## RECORD LIST

* * *

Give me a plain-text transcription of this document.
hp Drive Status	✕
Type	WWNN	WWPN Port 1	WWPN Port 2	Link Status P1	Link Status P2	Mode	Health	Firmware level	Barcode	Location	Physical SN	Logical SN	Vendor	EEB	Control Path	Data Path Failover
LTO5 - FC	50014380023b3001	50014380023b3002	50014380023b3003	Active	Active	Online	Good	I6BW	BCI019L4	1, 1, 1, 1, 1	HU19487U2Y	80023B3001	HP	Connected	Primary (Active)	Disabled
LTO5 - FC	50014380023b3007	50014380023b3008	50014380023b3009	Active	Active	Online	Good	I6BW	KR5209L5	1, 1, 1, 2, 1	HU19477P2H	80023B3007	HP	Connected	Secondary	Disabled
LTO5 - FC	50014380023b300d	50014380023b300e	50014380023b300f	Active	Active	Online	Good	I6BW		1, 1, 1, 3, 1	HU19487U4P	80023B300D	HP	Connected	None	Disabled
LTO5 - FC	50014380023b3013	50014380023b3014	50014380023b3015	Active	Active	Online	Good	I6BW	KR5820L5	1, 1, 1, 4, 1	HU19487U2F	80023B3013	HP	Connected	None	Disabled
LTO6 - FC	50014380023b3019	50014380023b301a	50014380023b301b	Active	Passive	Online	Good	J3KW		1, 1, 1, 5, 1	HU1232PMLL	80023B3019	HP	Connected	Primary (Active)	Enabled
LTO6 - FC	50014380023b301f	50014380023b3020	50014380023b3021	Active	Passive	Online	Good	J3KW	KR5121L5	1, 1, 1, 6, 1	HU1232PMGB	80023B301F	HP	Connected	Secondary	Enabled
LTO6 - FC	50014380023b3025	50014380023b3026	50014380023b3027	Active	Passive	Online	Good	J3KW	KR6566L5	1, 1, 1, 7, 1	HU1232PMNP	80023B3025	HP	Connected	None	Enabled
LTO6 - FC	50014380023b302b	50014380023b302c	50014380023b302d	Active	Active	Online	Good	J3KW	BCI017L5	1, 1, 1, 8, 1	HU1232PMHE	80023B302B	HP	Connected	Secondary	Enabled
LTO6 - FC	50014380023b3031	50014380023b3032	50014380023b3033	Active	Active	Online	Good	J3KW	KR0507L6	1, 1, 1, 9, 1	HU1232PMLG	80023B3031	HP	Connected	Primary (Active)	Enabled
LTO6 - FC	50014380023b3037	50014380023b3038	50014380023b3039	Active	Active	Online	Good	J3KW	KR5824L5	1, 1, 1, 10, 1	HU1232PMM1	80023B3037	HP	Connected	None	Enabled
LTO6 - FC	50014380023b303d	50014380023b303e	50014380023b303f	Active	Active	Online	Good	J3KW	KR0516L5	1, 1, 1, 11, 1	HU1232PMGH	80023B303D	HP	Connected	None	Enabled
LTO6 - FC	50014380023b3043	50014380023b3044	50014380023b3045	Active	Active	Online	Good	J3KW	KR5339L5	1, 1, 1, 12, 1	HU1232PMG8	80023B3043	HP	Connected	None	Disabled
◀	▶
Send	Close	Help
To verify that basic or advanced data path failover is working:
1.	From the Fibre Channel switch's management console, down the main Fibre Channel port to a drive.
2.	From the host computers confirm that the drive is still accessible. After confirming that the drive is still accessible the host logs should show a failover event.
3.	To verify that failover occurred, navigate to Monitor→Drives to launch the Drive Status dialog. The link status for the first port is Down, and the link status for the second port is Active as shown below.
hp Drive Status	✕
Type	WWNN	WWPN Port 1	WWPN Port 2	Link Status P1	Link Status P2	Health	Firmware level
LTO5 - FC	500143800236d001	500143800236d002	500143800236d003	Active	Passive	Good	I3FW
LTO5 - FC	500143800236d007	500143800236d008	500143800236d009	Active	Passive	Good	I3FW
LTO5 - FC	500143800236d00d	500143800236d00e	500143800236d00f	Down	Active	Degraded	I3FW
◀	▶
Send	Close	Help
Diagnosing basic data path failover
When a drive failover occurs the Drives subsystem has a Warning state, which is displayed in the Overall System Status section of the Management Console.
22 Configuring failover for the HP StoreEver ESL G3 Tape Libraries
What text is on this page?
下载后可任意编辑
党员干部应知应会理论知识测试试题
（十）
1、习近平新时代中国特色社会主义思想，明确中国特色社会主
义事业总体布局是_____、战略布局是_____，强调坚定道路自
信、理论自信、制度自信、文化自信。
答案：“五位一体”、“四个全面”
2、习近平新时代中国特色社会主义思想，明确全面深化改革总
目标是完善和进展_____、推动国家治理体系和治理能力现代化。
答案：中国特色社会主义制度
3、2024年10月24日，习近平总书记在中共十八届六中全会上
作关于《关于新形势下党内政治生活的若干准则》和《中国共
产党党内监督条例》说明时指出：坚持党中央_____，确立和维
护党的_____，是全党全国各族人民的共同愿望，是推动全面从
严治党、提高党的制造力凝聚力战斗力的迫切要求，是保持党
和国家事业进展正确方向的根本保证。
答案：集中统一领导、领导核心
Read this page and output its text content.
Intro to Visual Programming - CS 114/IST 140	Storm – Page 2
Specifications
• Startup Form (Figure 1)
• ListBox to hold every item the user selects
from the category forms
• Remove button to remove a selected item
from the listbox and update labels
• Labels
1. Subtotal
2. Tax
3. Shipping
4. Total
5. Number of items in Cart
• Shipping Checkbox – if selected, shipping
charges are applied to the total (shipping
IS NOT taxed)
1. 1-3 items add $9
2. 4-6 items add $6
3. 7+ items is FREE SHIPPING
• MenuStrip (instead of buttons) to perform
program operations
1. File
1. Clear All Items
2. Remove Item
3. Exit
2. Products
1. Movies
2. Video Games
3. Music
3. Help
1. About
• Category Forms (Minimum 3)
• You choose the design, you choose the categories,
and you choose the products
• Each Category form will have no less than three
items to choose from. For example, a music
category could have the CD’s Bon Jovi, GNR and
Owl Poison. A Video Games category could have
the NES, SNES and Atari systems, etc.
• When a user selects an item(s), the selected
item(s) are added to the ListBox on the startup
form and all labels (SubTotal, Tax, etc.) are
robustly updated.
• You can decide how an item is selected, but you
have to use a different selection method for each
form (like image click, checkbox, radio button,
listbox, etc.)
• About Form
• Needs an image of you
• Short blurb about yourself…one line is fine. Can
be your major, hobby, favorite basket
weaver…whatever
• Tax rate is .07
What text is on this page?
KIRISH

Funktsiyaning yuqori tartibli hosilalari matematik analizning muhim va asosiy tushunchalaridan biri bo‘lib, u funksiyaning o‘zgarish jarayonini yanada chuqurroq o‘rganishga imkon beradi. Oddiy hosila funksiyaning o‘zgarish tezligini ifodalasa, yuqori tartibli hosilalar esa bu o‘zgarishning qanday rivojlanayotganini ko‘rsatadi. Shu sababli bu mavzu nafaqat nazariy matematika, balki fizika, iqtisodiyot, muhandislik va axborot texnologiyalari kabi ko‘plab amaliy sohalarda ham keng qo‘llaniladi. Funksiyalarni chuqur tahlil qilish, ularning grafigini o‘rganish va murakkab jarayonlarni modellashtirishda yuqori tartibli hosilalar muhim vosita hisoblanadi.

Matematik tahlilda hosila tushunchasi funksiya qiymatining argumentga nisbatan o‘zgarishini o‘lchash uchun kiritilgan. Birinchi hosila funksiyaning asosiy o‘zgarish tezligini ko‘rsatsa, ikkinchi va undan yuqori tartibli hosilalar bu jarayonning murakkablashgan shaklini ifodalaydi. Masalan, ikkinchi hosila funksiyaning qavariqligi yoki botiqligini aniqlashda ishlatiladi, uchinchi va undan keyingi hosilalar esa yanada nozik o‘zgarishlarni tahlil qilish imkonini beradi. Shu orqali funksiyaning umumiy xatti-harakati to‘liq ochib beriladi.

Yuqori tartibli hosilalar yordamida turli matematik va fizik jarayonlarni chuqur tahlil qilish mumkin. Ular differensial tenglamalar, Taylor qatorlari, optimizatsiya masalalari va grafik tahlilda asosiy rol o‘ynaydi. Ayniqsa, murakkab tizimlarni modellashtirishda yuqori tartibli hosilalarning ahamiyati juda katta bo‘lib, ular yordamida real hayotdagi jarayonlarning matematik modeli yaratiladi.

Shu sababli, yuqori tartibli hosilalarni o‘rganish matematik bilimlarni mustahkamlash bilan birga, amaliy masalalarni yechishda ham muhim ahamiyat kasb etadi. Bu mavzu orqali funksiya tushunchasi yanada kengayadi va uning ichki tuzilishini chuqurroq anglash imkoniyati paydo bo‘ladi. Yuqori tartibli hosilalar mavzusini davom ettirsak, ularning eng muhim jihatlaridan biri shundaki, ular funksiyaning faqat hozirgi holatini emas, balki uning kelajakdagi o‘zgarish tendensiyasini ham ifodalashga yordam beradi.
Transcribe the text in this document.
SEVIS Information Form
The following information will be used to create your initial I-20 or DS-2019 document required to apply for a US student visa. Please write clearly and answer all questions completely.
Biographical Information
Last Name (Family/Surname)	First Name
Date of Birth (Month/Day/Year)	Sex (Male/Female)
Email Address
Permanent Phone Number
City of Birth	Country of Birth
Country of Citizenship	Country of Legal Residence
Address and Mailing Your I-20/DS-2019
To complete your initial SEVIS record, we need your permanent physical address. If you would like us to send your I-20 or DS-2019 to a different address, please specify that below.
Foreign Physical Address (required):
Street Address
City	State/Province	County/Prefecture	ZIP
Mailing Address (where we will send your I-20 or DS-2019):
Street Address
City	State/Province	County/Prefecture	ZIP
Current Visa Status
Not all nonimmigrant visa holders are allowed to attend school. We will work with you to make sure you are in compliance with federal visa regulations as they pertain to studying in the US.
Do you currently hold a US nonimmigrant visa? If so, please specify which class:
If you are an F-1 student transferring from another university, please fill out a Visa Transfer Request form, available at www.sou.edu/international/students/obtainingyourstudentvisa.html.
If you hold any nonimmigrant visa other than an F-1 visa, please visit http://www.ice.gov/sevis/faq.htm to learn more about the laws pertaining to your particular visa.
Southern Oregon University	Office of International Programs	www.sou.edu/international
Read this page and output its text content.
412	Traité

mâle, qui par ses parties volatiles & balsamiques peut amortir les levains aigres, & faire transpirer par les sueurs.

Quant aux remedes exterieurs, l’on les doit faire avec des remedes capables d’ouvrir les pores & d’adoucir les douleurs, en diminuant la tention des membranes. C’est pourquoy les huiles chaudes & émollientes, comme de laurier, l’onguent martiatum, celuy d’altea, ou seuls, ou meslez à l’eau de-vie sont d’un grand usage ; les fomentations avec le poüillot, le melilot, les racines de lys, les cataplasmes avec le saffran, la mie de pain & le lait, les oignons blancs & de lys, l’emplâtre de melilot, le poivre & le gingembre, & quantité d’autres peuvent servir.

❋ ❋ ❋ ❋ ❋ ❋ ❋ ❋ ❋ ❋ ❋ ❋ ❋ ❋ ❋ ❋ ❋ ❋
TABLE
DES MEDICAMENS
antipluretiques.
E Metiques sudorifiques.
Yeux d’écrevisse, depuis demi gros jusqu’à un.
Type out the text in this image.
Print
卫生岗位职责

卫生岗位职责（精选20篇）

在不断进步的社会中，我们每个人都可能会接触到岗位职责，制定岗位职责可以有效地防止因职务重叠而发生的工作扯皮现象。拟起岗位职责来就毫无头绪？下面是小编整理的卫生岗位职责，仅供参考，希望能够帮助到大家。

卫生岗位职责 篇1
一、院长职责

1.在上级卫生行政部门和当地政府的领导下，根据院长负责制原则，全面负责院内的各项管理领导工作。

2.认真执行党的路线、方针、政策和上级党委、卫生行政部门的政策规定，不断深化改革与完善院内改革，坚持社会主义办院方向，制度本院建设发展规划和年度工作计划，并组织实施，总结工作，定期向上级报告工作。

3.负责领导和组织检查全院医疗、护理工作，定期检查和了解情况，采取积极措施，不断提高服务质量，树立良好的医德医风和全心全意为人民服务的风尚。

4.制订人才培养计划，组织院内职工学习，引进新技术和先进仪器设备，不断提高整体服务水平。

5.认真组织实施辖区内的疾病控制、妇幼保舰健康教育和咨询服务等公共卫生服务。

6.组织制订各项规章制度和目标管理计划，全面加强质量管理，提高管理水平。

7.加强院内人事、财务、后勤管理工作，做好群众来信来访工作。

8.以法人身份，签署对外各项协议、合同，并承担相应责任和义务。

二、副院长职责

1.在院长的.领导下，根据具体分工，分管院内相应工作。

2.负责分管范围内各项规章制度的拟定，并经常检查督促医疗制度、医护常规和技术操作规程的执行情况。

* * *

## YOUR OBJECTIVE
Every line in the data that holds "international" should be copied out.

## RESULT
If you are an F-1 student transferring from another university, please fill out a Visa Transfer Request form, available at www.sou.edu/international/students/obtainingyourstudentvisa.html.
Southern Oregon University	Office of International Programs	www.sou.edu/international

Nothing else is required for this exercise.